- Data entries
○ ○ ○ ○ ○

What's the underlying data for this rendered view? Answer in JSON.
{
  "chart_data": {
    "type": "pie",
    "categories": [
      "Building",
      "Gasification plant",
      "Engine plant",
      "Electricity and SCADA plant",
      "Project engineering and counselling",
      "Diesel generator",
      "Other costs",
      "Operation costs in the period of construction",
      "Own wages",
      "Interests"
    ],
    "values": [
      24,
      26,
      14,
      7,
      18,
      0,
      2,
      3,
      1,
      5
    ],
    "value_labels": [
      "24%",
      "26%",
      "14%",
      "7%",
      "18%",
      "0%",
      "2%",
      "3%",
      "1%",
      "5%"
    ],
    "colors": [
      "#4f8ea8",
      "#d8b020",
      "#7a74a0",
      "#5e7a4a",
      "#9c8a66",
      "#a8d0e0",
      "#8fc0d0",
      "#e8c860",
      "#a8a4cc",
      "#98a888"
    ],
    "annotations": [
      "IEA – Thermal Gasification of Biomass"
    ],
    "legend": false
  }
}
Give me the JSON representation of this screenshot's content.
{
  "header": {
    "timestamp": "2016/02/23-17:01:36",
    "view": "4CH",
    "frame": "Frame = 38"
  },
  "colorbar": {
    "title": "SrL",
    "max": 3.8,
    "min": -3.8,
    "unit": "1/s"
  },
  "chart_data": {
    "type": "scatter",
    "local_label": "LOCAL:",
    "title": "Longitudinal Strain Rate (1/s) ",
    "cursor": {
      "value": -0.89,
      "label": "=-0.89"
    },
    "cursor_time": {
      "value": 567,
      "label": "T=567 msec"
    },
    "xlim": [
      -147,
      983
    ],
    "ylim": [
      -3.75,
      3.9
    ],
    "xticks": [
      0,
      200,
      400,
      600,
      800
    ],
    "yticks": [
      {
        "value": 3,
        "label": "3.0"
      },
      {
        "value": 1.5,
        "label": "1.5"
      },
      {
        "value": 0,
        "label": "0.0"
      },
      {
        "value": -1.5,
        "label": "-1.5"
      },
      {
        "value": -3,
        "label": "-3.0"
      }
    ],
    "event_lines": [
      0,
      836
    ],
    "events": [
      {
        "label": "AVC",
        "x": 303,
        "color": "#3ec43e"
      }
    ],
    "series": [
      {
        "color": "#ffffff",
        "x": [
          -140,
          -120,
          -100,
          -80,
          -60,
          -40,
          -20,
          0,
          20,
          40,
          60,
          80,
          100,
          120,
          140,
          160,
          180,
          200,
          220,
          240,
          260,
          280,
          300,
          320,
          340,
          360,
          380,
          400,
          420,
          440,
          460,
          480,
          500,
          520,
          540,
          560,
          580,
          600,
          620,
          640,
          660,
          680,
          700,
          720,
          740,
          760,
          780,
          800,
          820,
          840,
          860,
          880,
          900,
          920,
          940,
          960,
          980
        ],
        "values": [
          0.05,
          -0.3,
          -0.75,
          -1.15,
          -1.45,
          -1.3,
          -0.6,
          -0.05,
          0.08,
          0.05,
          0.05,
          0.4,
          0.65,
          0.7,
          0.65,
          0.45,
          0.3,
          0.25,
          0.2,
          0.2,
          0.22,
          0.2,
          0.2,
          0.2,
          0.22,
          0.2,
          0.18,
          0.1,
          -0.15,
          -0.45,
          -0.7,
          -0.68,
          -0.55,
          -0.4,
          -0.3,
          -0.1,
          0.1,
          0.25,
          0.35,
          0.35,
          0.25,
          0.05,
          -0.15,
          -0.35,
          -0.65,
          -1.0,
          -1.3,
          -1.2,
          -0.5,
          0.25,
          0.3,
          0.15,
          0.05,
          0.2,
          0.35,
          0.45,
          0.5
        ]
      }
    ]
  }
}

○ ○ ○ ○ ○

- SHORT EXERCISE
How many of the lines above hold the word "view"? Give only that number.

- FINAL RESULT
2